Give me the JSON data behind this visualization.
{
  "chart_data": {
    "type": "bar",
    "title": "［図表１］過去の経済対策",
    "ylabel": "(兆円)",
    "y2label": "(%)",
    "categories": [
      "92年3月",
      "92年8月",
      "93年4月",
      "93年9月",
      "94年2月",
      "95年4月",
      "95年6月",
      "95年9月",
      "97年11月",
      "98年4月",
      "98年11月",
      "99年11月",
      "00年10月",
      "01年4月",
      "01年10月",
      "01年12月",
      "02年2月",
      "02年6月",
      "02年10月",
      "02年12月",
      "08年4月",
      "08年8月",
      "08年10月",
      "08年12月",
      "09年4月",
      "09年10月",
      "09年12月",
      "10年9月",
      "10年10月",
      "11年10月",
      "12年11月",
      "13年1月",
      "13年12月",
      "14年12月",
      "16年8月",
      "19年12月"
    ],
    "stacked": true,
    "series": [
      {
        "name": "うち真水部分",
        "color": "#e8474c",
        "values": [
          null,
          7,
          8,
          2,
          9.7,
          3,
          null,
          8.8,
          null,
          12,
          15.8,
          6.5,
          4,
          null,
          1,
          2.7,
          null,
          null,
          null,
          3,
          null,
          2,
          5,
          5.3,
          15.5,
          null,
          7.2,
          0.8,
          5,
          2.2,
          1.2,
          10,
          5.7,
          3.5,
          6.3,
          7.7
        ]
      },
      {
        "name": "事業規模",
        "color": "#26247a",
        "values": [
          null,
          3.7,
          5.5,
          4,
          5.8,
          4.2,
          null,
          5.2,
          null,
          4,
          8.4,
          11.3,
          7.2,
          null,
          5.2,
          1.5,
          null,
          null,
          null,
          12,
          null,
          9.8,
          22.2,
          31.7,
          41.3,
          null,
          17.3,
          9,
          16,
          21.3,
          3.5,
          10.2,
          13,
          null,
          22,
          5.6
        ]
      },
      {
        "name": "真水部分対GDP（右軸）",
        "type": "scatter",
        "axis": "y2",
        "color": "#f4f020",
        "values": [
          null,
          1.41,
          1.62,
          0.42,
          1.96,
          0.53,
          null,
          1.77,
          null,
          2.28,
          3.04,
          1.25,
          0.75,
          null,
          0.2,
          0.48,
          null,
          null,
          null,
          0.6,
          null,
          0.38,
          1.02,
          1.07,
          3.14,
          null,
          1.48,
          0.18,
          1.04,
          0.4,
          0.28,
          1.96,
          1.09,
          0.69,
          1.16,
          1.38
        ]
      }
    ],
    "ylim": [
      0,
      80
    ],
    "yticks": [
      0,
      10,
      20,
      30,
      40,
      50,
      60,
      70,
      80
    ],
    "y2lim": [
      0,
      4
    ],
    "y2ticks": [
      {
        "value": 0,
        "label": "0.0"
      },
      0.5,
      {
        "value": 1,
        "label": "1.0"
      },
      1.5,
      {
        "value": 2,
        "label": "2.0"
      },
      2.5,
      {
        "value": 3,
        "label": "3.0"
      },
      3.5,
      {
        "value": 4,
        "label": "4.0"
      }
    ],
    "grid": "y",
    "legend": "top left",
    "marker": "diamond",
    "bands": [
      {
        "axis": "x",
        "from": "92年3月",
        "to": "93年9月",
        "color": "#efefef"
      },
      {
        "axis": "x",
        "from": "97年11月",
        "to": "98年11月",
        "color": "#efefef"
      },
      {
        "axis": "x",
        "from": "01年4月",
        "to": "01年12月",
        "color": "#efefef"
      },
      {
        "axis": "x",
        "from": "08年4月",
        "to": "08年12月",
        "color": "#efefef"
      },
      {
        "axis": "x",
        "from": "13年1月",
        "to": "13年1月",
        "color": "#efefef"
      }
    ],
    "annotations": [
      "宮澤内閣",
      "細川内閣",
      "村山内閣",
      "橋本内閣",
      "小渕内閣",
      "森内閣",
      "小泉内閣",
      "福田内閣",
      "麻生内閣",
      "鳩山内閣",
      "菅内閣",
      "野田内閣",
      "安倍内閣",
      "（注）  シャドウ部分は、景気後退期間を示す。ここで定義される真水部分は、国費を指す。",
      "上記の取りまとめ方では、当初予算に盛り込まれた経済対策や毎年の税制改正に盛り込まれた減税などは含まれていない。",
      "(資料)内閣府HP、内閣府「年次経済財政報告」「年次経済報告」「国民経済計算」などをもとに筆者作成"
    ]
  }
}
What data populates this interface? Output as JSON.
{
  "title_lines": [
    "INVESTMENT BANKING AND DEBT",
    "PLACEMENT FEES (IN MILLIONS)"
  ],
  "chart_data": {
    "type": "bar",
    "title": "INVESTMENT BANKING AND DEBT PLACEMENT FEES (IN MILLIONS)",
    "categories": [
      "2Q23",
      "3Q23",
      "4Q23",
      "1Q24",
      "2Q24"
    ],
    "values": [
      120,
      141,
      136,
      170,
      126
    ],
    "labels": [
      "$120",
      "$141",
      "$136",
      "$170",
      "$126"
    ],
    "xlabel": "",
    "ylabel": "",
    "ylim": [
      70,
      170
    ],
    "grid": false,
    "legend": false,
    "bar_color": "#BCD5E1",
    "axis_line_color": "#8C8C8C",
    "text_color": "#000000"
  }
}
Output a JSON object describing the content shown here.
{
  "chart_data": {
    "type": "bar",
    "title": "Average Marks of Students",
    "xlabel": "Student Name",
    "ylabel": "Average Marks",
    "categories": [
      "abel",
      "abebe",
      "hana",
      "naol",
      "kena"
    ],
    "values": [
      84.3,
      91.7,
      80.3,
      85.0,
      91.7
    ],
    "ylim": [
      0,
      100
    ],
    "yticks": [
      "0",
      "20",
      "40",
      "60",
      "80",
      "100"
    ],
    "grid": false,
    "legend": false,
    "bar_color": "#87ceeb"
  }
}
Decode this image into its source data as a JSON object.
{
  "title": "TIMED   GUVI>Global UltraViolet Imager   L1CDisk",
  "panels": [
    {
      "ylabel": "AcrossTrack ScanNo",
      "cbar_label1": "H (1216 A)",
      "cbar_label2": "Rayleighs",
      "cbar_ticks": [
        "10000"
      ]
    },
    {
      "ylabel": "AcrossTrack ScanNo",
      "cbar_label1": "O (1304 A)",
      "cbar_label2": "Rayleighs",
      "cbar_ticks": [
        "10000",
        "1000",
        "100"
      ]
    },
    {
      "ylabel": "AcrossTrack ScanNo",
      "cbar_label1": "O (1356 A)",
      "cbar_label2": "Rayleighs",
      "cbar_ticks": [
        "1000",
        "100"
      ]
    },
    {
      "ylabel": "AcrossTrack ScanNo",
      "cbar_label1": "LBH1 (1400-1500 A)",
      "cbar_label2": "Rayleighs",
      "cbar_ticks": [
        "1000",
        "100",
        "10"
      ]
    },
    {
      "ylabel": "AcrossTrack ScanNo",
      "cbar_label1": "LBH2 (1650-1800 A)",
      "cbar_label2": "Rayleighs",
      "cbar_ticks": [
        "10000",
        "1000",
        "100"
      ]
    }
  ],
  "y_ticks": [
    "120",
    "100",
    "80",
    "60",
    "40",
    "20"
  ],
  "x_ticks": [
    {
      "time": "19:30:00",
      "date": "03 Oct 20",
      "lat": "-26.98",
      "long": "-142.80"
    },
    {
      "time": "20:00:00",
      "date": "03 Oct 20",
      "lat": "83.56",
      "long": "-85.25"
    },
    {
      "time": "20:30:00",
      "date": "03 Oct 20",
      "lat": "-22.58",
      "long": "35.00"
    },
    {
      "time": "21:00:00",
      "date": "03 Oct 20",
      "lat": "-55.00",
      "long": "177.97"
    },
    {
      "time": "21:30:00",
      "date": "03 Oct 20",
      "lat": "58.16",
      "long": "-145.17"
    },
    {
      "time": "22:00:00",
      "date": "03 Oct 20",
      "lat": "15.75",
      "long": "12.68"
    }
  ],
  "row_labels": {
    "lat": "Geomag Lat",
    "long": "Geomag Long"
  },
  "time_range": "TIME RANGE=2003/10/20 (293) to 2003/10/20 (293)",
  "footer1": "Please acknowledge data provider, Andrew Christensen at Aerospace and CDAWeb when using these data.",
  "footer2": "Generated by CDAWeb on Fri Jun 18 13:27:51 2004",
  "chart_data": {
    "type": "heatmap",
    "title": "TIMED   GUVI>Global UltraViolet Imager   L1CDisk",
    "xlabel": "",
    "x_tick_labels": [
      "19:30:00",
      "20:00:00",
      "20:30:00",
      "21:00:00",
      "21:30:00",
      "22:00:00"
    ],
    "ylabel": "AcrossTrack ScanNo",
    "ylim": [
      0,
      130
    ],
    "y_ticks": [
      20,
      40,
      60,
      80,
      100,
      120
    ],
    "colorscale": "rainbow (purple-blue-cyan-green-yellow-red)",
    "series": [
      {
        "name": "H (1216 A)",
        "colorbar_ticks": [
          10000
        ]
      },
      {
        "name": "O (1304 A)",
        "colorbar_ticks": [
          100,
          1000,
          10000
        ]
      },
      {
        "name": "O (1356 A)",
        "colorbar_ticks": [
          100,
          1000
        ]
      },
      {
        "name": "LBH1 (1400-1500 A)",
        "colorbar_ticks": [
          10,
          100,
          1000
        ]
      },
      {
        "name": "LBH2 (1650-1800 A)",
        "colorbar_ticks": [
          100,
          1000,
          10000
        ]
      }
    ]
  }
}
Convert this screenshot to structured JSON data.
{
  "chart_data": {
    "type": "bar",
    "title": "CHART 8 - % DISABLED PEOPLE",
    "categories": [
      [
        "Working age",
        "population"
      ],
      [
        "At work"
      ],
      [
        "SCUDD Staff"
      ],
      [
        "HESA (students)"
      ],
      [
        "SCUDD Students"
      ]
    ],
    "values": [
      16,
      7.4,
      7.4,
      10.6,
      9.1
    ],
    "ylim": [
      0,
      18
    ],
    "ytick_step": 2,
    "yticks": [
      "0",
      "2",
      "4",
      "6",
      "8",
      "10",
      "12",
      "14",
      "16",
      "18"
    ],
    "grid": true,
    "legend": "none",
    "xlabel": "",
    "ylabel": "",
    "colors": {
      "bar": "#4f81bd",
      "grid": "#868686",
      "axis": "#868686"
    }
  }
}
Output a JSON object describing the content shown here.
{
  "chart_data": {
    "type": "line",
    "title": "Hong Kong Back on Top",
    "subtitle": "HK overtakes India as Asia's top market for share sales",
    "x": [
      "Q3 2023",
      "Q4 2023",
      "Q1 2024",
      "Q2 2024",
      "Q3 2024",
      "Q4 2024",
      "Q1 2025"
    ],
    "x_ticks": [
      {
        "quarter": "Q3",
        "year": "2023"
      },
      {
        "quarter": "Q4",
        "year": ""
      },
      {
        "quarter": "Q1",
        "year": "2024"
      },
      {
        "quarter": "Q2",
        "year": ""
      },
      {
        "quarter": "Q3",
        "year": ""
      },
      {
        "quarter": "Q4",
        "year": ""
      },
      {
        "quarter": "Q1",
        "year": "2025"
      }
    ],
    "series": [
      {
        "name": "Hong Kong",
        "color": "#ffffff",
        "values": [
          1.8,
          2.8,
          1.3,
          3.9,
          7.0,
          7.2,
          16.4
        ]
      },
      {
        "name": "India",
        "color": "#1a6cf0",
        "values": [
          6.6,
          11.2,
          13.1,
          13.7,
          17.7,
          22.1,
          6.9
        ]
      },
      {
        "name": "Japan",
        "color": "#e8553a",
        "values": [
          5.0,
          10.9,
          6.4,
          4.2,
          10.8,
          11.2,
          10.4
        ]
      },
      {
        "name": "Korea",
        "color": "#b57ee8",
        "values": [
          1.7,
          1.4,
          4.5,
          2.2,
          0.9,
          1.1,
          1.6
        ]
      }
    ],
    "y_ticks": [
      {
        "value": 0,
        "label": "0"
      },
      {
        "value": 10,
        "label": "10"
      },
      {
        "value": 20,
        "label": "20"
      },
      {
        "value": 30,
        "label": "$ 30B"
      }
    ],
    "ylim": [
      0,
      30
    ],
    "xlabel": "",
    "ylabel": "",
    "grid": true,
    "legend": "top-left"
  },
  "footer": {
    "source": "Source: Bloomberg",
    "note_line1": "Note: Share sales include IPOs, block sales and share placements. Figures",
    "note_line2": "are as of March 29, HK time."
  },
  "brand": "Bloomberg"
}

◆ **Work required**
Scan the lines for the string "UltraViolet". Copy out each line that matches.

◆ **Answer**
  "title": "TIMED   GUVI>Global UltraViolet Imager   L1CDisk",
    "title": "TIMED   GUVI>Global UltraViolet Imager   L1CDisk",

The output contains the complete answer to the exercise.